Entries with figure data
[START]

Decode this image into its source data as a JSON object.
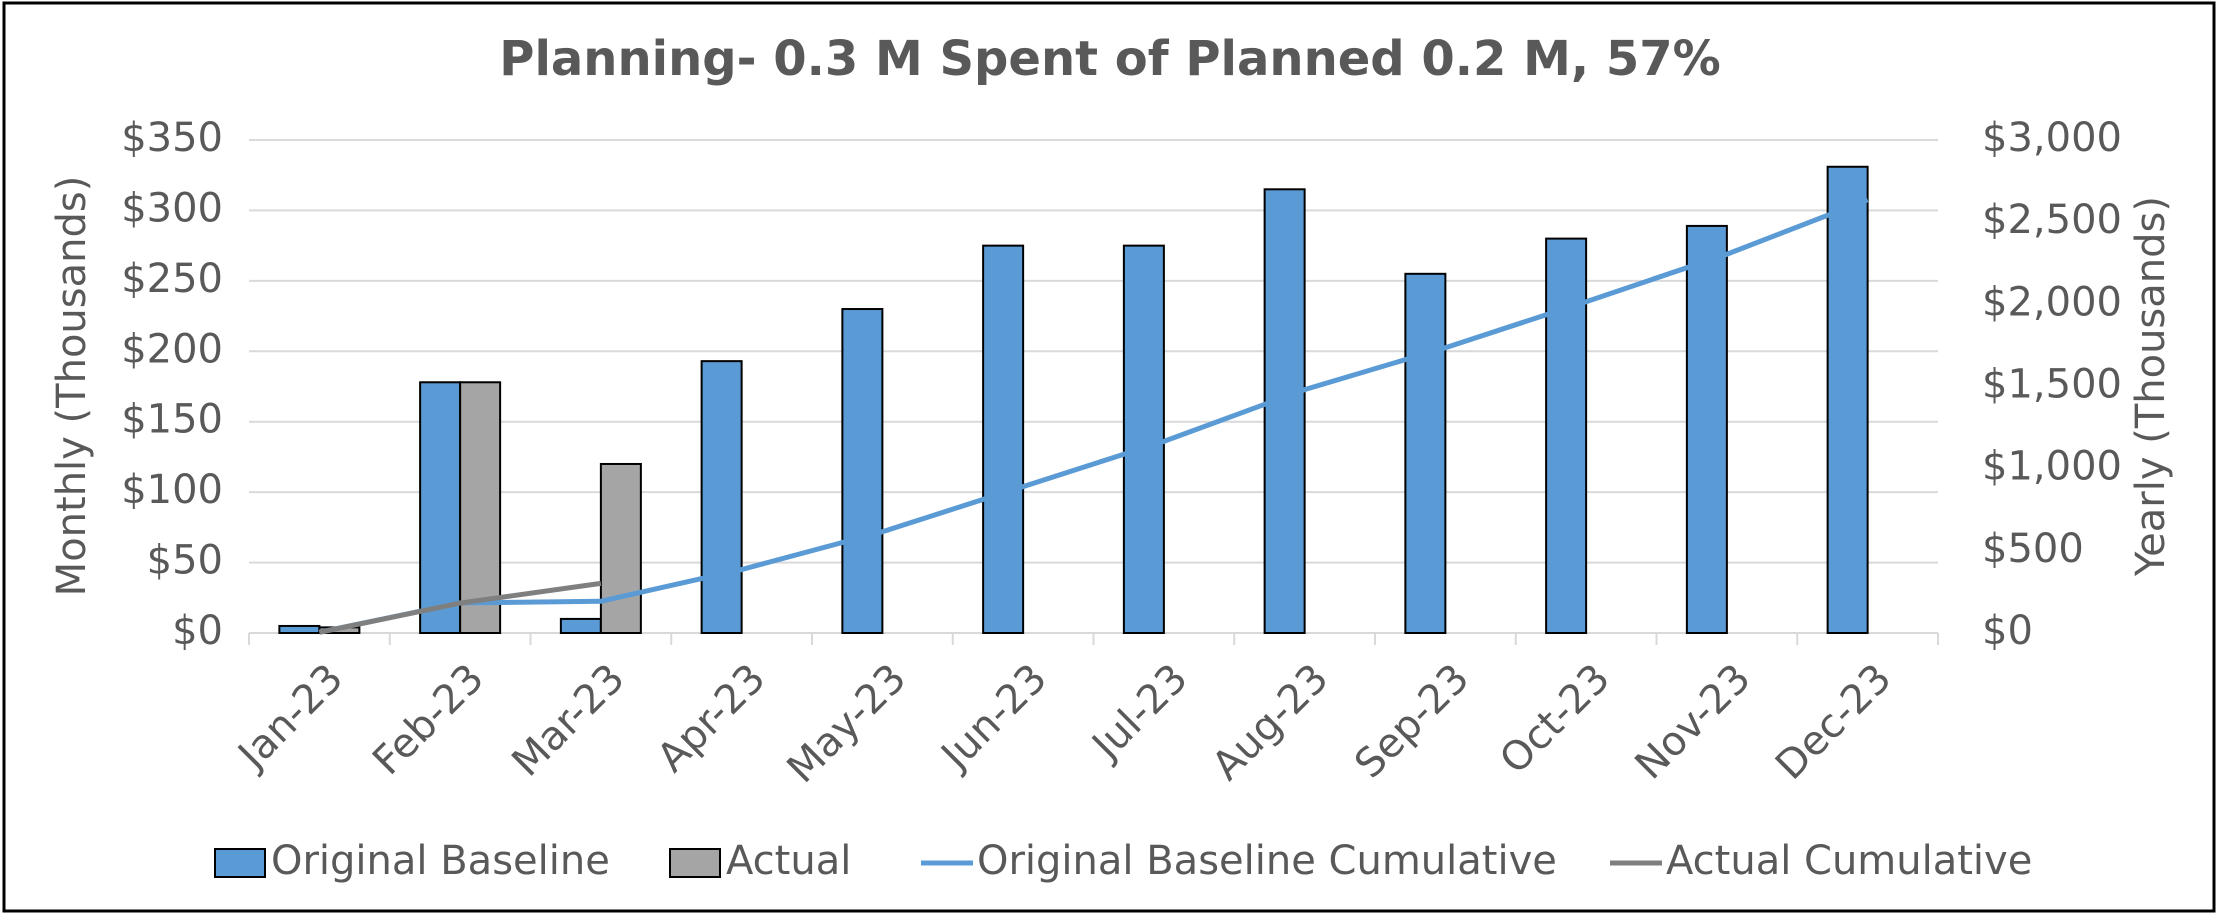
{
  "chart_data": {
    "type": "bar",
    "title": "Planning- 0.3 M Spent of Planned 0.2 M, 57%",
    "ylabel": "Monthly (Thousands)",
    "y2label": "Yearly (Thousands)",
    "categories": [
      "Jan-23",
      "Feb-23",
      "Mar-23",
      "Apr-23",
      "May-23",
      "Jun-23",
      "Jul-23",
      "Aug-23",
      "Sep-23",
      "Oct-23",
      "Nov-23",
      "Dec-23"
    ],
    "series": [
      {
        "name": "Original Baseline",
        "type": "bar",
        "color": "#5b9bd5",
        "values": [
          5,
          178,
          10,
          193,
          230,
          275,
          275,
          315,
          255,
          280,
          289,
          331
        ]
      },
      {
        "name": "Actual",
        "type": "bar",
        "color": "#a5a5a5",
        "values": [
          4,
          178,
          120,
          null,
          null,
          null,
          null,
          null,
          null,
          null,
          null,
          null
        ]
      },
      {
        "name": "Original Baseline Cumulative",
        "type": "line",
        "axis": "y2",
        "color": "#5b9bd5",
        "values": [
          5,
          183,
          193,
          386,
          616,
          891,
          1166,
          1481,
          1736,
          2016,
          2305,
          2636
        ]
      },
      {
        "name": "Actual Cumulative",
        "type": "line",
        "axis": "y2",
        "color": "#7f7f7f",
        "values": [
          4,
          182,
          302,
          null,
          null,
          null,
          null,
          null,
          null,
          null,
          null,
          null
        ]
      }
    ],
    "ylim": [
      0,
      350
    ],
    "yticks": [
      {
        "value": 0,
        "label": "$0"
      },
      {
        "value": 50,
        "label": "$50"
      },
      {
        "value": 100,
        "label": "$100"
      },
      {
        "value": 150,
        "label": "$150"
      },
      {
        "value": 200,
        "label": "$200"
      },
      {
        "value": 250,
        "label": "$250"
      },
      {
        "value": 300,
        "label": "$300"
      },
      {
        "value": 350,
        "label": "$350"
      }
    ],
    "y2lim": [
      0,
      3000
    ],
    "y2ticks": [
      {
        "value": 0,
        "label": "$0"
      },
      {
        "value": 500,
        "label": "$500"
      },
      {
        "value": 1000,
        "label": "$1,000"
      },
      {
        "value": 1500,
        "label": "$1,500"
      },
      {
        "value": 2000,
        "label": "$2,000"
      },
      {
        "value": 2500,
        "label": "$2,500"
      },
      {
        "value": 3000,
        "label": "$3,000"
      }
    ],
    "grid": true,
    "legend": "bottom"
  }
}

[END]

** GIVEN INSTRUCTION **
Omit the pictures and output all of the other material exactly.

** EXERCISE RESULT **
Decode this image into its source data as a JSON object.
{
  "chart_data": {
    "type": "bar",
    "title": "Planning- 0.3 M Spent of Planned 0.2 M, 57%",
    "ylabel": "Monthly (Thousands)",
    "y2label": "Yearly (Thousands)",
    "categories": [
      "Jan-23",
      "Feb-23",
      "Mar-23",
      "Apr-23",
      "May-23",
      "Jun-23",
      "Jul-23",
      "Aug-23",
      "Sep-23",
      "Oct-23",
      "Nov-23",
      "Dec-23"
    ],
    "series": [
      {
        "name": "Original Baseline",
        "type": "bar",
        "color": "#5b9bd5",
        "values": [
          5,
          178,
          10,
          193,
          230,
          275,
          275,
          315,
          255,
          280,
          289,
          331
        ]
      },
      {
        "name": "Actual",
        "type": "bar",
        "color": "#a5a5a5",
        "values": [
          4,
          178,
          120,
          null,
          null,
          null,
          null,
          null,
          null,
          null,
          null,
          null
        ]
      },
      {
        "name": "Original Baseline Cumulative",
        "type": "line",
        "axis": "y2",
        "color": "#5b9bd5",
        "values": [
          5,
          183,
          193,
          386,
          616,
          891,
          1166,
          1481,
          1736,
          2016,
          2305,
          2636
        ]
      },
      {
        "name": "Actual Cumulative",
        "type": "line",
        "axis": "y2",
        "color": "#7f7f7f",
        "values": [
          4,
          182,
          302,
          null,
          null,
          null,
          null,
          null,
          null,
          null,
          null,
          null
        ]
      }
    ],
    "ylim": [
      0,
      350
    ],
    "yticks": [
      {
        "value": 0,
        "label": "$0"
      },
      {
        "value": 50,
        "label": "$50"
      },
      {
        "value": 100,
        "label": "$100"
      },
      {
        "value": 150,
        "label": "$150"
      },
      {
        "value": 200,
        "label": "$200"
      },
      {
        "value": 250,
        "label": "$250"
      },
      {
        "value": 300,
        "label": "$300"
      },
      {
        "value": 350,
        "label": "$350"
      }
    ],
    "y2lim": [
      0,
      3000
    ],
    "y2ticks": [
      {
        "value": 0,
        "label": "$0"
      },
      {
        "value": 500,
        "label": "$500"
      },
      {
        "value": 1000,
        "label": "$1,000"
      },
      {
        "value": 1500,
        "label": "$1,500"
      },
      {
        "value": 2000,
        "label": "$2,000"
      },
      {
        "value": 2500,
        "label": "$2,500"
      },
      {
        "value": 3000,
        "label": "$3,000"
      }
    ],
    "grid": true,
    "legend": "bottom"
  }
}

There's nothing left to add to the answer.